• AIM OF THE EXERCISE
Check each line of the material below for "Grand", then copy the ones that contain it.

________________________________________

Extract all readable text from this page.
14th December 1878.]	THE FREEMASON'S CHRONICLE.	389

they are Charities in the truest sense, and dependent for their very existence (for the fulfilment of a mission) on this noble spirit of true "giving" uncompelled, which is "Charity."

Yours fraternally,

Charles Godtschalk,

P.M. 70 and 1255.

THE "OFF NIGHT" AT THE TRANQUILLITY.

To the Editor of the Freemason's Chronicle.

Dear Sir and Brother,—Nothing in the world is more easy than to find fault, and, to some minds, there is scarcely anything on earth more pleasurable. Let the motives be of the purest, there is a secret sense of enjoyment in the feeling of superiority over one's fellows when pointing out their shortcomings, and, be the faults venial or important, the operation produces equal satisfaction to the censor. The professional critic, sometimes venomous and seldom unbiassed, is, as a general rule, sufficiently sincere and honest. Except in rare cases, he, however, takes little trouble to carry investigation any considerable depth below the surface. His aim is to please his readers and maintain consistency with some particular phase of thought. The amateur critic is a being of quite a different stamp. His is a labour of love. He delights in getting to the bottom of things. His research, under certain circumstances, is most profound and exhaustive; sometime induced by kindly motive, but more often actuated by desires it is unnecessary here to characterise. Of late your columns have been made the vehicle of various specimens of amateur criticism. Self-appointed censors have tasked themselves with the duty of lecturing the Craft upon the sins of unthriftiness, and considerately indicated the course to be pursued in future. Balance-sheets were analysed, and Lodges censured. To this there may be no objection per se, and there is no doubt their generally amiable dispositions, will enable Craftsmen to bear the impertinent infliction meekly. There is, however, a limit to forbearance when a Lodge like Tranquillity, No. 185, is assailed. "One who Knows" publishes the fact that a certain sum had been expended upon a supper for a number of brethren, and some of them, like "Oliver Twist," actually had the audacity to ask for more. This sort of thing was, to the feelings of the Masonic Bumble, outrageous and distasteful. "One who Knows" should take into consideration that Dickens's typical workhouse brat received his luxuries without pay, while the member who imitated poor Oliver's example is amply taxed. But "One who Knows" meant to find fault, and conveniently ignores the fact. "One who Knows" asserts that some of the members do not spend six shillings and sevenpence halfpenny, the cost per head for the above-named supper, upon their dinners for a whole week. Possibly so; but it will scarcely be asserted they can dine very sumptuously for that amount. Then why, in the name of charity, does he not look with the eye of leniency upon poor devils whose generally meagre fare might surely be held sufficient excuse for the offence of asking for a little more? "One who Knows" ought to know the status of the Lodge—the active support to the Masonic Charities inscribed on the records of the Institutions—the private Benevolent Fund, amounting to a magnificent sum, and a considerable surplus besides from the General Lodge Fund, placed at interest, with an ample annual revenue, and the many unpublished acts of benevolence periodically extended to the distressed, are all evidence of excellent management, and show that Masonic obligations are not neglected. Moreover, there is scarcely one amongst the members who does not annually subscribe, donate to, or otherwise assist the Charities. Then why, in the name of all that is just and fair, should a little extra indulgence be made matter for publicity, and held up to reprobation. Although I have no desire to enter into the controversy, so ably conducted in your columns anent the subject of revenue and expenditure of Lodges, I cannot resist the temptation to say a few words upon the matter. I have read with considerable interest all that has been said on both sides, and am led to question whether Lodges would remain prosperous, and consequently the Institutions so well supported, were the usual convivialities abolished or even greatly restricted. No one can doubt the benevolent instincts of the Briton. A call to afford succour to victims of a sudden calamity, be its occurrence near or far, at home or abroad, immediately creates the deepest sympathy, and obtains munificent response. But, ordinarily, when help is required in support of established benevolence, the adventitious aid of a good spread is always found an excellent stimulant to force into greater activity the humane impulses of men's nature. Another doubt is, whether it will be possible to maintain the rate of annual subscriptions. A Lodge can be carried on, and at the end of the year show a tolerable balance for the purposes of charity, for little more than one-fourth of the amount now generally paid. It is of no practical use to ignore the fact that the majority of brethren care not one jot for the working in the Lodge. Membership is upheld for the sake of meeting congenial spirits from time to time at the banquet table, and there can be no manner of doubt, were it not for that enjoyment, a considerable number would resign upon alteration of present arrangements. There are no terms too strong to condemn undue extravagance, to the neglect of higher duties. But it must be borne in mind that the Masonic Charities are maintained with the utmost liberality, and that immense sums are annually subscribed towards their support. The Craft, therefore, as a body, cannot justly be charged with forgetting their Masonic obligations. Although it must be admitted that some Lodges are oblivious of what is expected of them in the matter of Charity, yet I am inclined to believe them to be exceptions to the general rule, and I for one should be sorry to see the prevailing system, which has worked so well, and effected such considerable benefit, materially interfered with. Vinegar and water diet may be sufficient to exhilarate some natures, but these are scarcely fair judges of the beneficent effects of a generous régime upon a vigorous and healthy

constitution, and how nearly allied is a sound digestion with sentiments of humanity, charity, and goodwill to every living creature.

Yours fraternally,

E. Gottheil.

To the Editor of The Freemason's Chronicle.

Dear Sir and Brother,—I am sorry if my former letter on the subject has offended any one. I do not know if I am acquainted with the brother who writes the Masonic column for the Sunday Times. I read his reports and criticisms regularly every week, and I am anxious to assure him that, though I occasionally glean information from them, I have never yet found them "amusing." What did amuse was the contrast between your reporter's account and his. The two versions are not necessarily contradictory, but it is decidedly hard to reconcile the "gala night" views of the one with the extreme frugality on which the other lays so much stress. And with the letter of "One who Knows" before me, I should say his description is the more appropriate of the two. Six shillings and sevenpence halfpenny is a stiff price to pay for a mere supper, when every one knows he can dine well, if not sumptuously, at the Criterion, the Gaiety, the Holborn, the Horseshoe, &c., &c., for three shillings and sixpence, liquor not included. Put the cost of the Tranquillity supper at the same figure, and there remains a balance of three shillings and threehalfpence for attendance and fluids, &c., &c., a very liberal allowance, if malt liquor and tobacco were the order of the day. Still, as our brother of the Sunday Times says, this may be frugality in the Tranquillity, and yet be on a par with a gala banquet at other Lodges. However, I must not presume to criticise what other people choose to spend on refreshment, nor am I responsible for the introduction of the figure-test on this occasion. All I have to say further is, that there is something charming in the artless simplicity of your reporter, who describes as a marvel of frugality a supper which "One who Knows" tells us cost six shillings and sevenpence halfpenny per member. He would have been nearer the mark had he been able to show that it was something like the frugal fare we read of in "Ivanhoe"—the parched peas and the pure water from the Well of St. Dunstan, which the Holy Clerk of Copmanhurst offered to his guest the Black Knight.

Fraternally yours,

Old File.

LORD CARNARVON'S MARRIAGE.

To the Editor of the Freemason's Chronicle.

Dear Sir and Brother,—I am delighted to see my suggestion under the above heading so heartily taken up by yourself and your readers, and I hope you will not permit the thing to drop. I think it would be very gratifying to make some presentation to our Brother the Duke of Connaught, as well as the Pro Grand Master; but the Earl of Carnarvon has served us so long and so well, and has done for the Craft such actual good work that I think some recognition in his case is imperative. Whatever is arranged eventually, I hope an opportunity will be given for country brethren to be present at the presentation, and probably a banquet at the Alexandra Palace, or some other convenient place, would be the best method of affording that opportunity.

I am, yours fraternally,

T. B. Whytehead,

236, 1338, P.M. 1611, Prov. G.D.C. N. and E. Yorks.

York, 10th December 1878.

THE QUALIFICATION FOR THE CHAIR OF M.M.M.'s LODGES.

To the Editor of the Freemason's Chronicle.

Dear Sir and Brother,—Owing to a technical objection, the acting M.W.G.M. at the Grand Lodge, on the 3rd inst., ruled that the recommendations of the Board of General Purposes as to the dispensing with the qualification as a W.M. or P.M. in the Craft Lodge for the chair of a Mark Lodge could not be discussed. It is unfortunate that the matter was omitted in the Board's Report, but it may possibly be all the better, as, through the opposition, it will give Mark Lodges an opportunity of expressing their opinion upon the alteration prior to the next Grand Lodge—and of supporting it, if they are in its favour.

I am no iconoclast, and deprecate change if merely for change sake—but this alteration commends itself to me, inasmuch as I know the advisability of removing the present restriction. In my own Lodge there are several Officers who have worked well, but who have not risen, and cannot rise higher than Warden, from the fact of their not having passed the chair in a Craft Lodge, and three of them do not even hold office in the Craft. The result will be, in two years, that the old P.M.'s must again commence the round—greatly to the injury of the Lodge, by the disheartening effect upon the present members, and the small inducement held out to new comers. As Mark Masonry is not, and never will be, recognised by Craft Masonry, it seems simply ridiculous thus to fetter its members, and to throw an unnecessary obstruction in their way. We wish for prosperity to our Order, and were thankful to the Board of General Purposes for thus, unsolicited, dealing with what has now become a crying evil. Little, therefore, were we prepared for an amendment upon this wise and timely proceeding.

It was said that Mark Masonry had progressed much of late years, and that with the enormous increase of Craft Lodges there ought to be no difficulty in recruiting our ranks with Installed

________________________________________

• THE ANSWER
Dear Sir and Brother,—I am delighted to see my suggestion under the above heading so heartily taken up by yourself and your readers, and I hope you will not permit the thing to drop. I think it would be very gratifying to make some presentation to our Brother the Duke of Connaught, as well as the Pro Grand Master; but the Earl of Carnarvon has served us so long and so well, and has done for the Craft such actual good work that I think some recognition in his case is imperative. Whatever is arranged eventually, I hope an opportunity will be given for country brethren to be present at the presentation, and probably a banquet at the Alexandra Palace, or some other convenient place, would be the best method of affording that opportunity.
Dear Sir and Brother,—Owing to a technical objection, the acting M.W.G.M. at the Grand Lodge, on the 3rd inst., ruled that the recommendations of the Board of General Purposes as to the dispensing with the qualification as a W.M. or P.M. in the Craft Lodge for the chair of a Mark Lodge could not be discussed. It is unfortunate that the matter was omitted in the Board's Report, but it may possibly be all the better, as, through the opposition, it will give Mark Lodges an opportunity of expressing their opinion upon the alteration prior to the next Grand Lodge—and of supporting it, if they are in its favour.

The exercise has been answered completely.